**STATED PROBLEM**
Transcribe the material word for word, but without the images.

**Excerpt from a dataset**
# # # #

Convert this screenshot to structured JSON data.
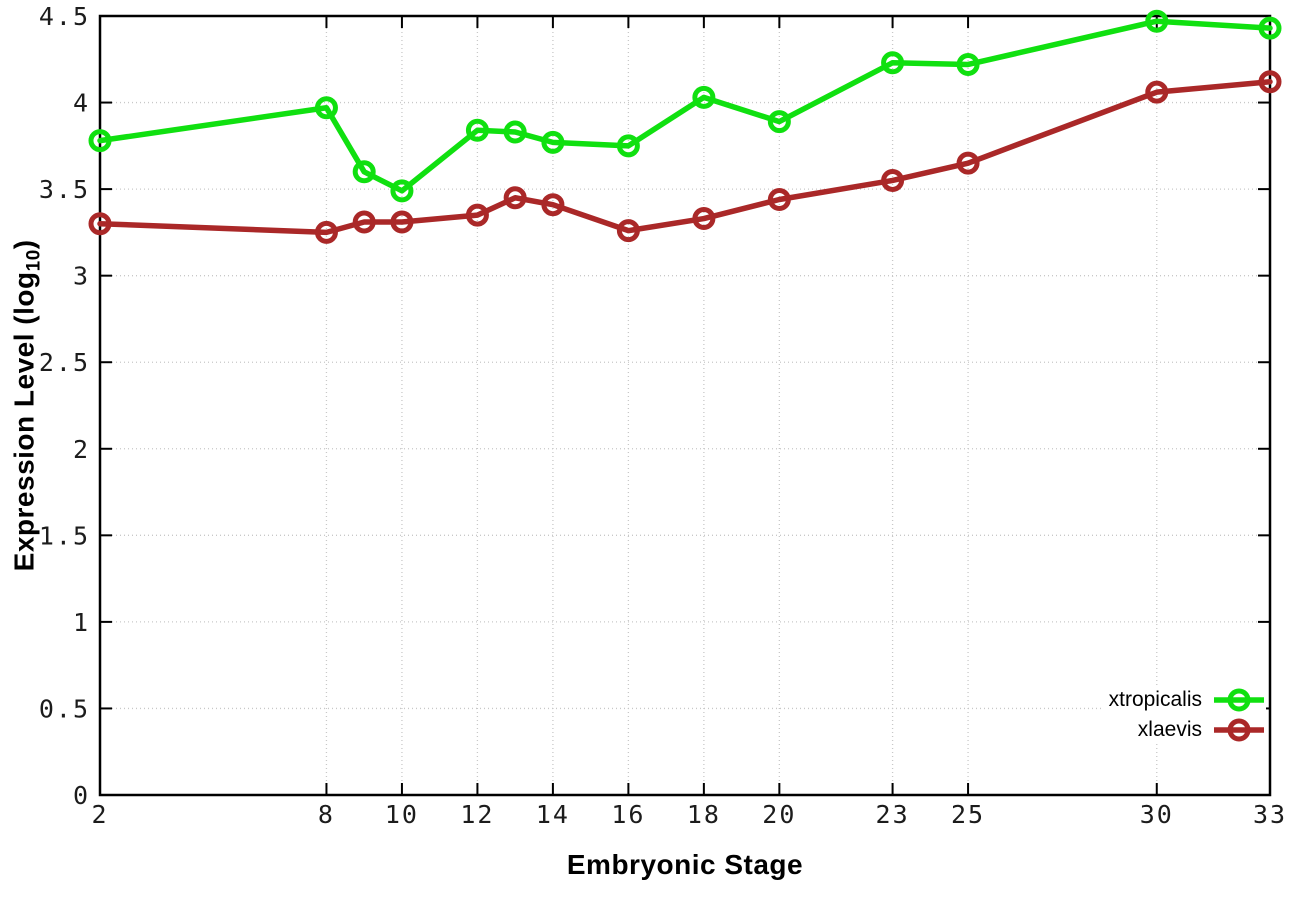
{
  "chart_data": {
    "type": "line",
    "x": [
      2,
      8,
      9,
      10,
      12,
      13,
      14,
      16,
      18,
      20,
      23,
      25,
      30,
      33
    ],
    "series": [
      {
        "name": "xtropicalis",
        "color": "#10e010",
        "values": [
          3.78,
          3.97,
          3.6,
          3.49,
          3.84,
          3.83,
          3.77,
          3.75,
          4.03,
          3.89,
          4.23,
          4.22,
          4.47,
          4.43
        ]
      },
      {
        "name": "xlaevis",
        "color": "#aa2828",
        "values": [
          3.3,
          3.25,
          3.31,
          3.31,
          3.35,
          3.45,
          3.41,
          3.26,
          3.33,
          3.44,
          3.55,
          3.65,
          4.06,
          4.12
        ]
      }
    ],
    "title": "",
    "xlabel": "Embryonic Stage",
    "ylabel": "Expression Level (log10)",
    "ylabel_prefix": "Expression Level (log",
    "ylabel_sub": "10",
    "ylabel_suffix": ")",
    "xlim": [
      2,
      33
    ],
    "ylim": [
      0,
      4.5
    ],
    "xticks": [
      2,
      8,
      10,
      12,
      14,
      16,
      18,
      20,
      23,
      25,
      30,
      33
    ],
    "yticks": [
      0,
      0.5,
      1,
      1.5,
      2,
      2.5,
      3,
      3.5,
      4,
      4.5
    ],
    "ytick_labels": [
      "0",
      "0.5",
      "1",
      "1.5",
      "2",
      "2.5",
      "3",
      "3.5",
      "4",
      "4.5"
    ],
    "grid": true,
    "legend_position": "bottom-right-inside",
    "marker": "open-circle"
  },
  "styles": {
    "background": "#ffffff",
    "border_color": "#000000",
    "grid_color": "#c8c8c8",
    "tick_label_color": "#1c1c1c",
    "xtropicalis_color": "#10e010",
    "xlaevis_color": "#aa2828"
  }
}
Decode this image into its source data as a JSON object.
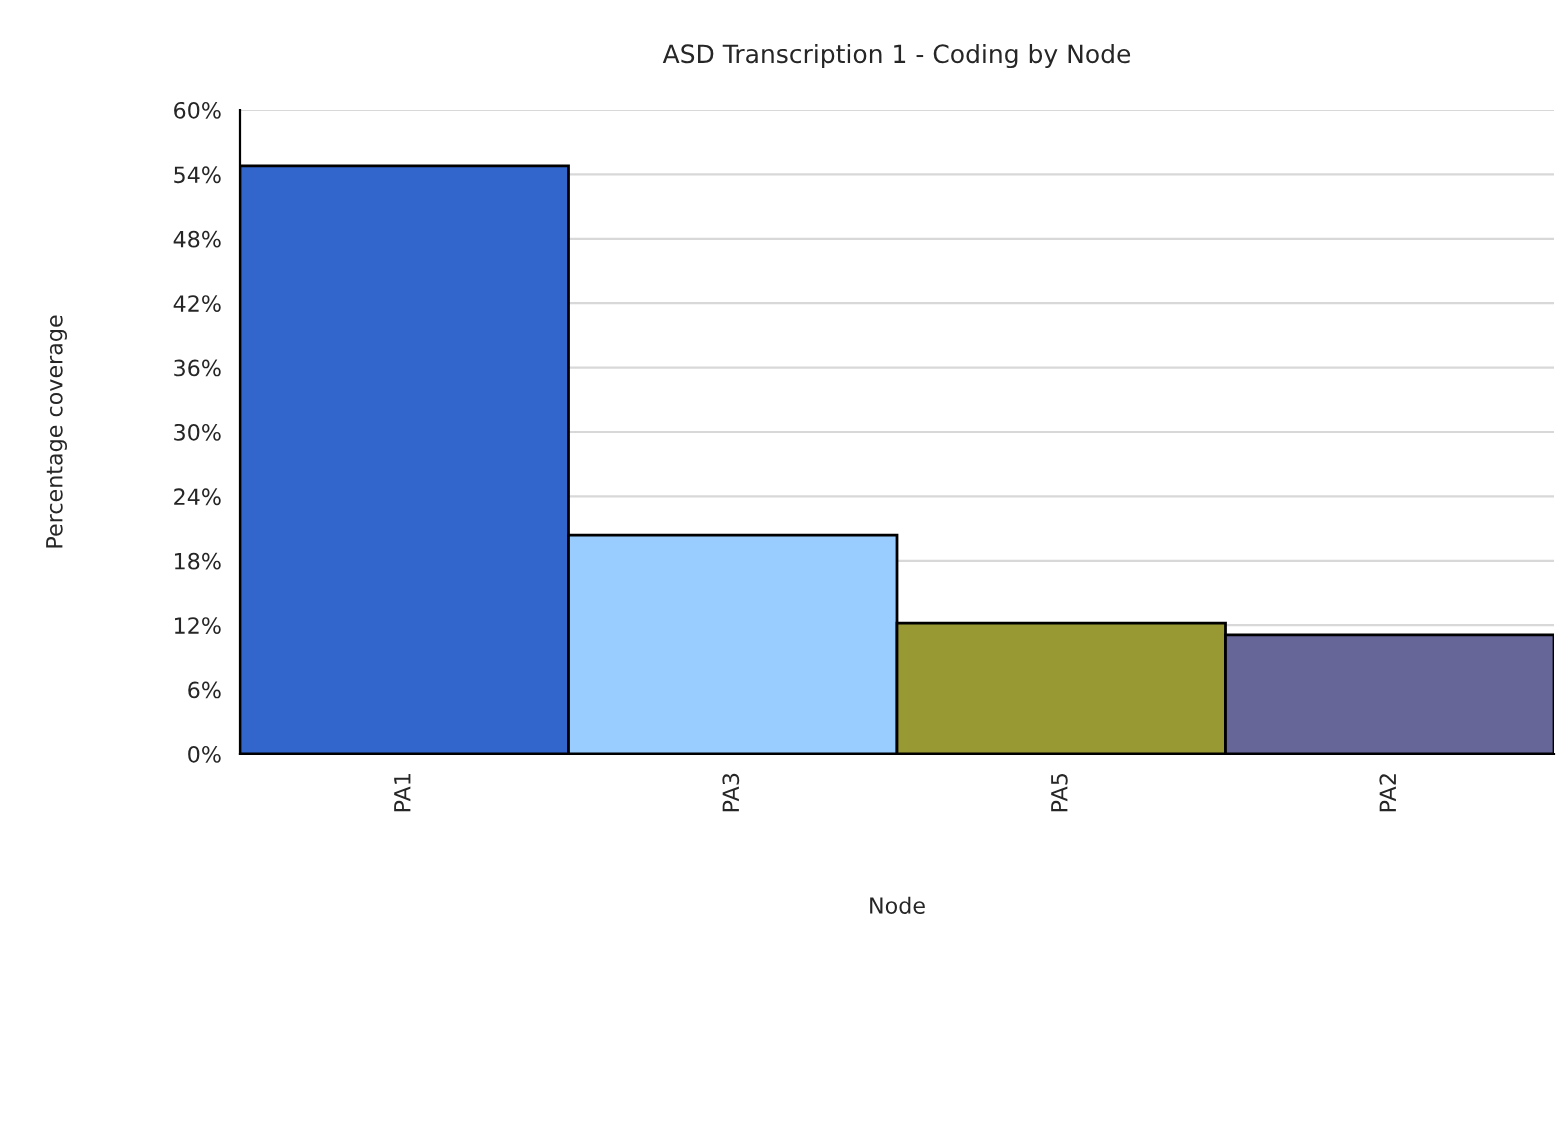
{
  "chart_data": {
    "type": "bar",
    "title": "ASD Transcription 1 - Coding by Node",
    "xlabel": "Node",
    "ylabel": "Percentage coverage",
    "categories": [
      "PA1",
      "PA3",
      "PA5",
      "PA2"
    ],
    "values": [
      54.8,
      20.4,
      12.2,
      11.1
    ],
    "colors": [
      "#3366cc",
      "#99ccff",
      "#999933",
      "#666699"
    ],
    "ylim": [
      0,
      60
    ],
    "yticks": [
      {
        "value": 0,
        "label": "0%"
      },
      {
        "value": 6,
        "label": "6%"
      },
      {
        "value": 12,
        "label": "12%"
      },
      {
        "value": 18,
        "label": "18%"
      },
      {
        "value": 24,
        "label": "24%"
      },
      {
        "value": 30,
        "label": "30%"
      },
      {
        "value": 36,
        "label": "36%"
      },
      {
        "value": 42,
        "label": "42%"
      },
      {
        "value": 48,
        "label": "48%"
      },
      {
        "value": 54,
        "label": "54%"
      },
      {
        "value": 60,
        "label": "60%"
      }
    ],
    "grid": "y",
    "legend": false
  }
}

# # # #

**THE RESULT**
Convert this screenshot to structured JSON data.
{
  "chart_data": {
    "type": "line",
    "x": [
      2,
      8,
      9,
      10,
      12,
      13,
      14,
      16,
      18,
      20,
      23,
      25,
      30,
      33
    ],
    "series": [
      {
        "name": "xtropicalis",
        "color": "#10e010",
        "values": [
          3.78,
          3.97,
          3.6,
          3.49,
          3.84,
          3.83,
          3.77,
          3.75,
          4.03,
          3.89,
          4.23,
          4.22,
          4.47,
          4.43
        ]
      },
      {
        "name": "xlaevis",
        "color": "#aa2828",
        "values": [
          3.3,
          3.25,
          3.31,
          3.31,
          3.35,
          3.45,
          3.41,
          3.26,
          3.33,
          3.44,
          3.55,
          3.65,
          4.06,
          4.12
        ]
      }
    ],
    "title": "",
    "xlabel": "Embryonic Stage",
    "ylabel": "Expression Level (log10)",
    "ylabel_prefix": "Expression Level (log",
    "ylabel_sub": "10",
    "ylabel_suffix": ")",
    "xlim": [
      2,
      33
    ],
    "ylim": [
      0,
      4.5
    ],
    "xticks": [
      2,
      8,
      10,
      12,
      14,
      16,
      18,
      20,
      23,
      25,
      30,
      33
    ],
    "yticks": [
      0,
      0.5,
      1,
      1.5,
      2,
      2.5,
      3,
      3.5,
      4,
      4.5
    ],
    "ytick_labels": [
      "0",
      "0.5",
      "1",
      "1.5",
      "2",
      "2.5",
      "3",
      "3.5",
      "4",
      "4.5"
    ],
    "grid": true,
    "legend_position": "bottom-right-inside",
    "marker": "open-circle"
  },
  "styles": {
    "background": "#ffffff",
    "border_color": "#000000",
    "grid_color": "#c8c8c8",
    "tick_label_color": "#1c1c1c",
    "xtropicalis_color": "#10e010",
    "xlaevis_color": "#aa2828"
  }
}
Decode this image into its source data as a JSON object.
{
  "chart_data": {
    "type": "bar",
    "title": "ASD Transcription 1 - Coding by Node",
    "xlabel": "Node",
    "ylabel": "Percentage coverage",
    "categories": [
      "PA1",
      "PA3",
      "PA5",
      "PA2"
    ],
    "values": [
      54.8,
      20.4,
      12.2,
      11.1
    ],
    "colors": [
      "#3366cc",
      "#99ccff",
      "#999933",
      "#666699"
    ],
    "ylim": [
      0,
      60
    ],
    "yticks": [
      {
        "value": 0,
        "label": "0%"
      },
      {
        "value": 6,
        "label": "6%"
      },
      {
        "value": 12,
        "label": "12%"
      },
      {
        "value": 18,
        "label": "18%"
      },
      {
        "value": 24,
        "label": "24%"
      },
      {
        "value": 30,
        "label": "30%"
      },
      {
        "value": 36,
        "label": "36%"
      },
      {
        "value": 42,
        "label": "42%"
      },
      {
        "value": 48,
        "label": "48%"
      },
      {
        "value": 54,
        "label": "54%"
      },
      {
        "value": 60,
        "label": "60%"
      }
    ],
    "grid": "y",
    "legend": false
  }
}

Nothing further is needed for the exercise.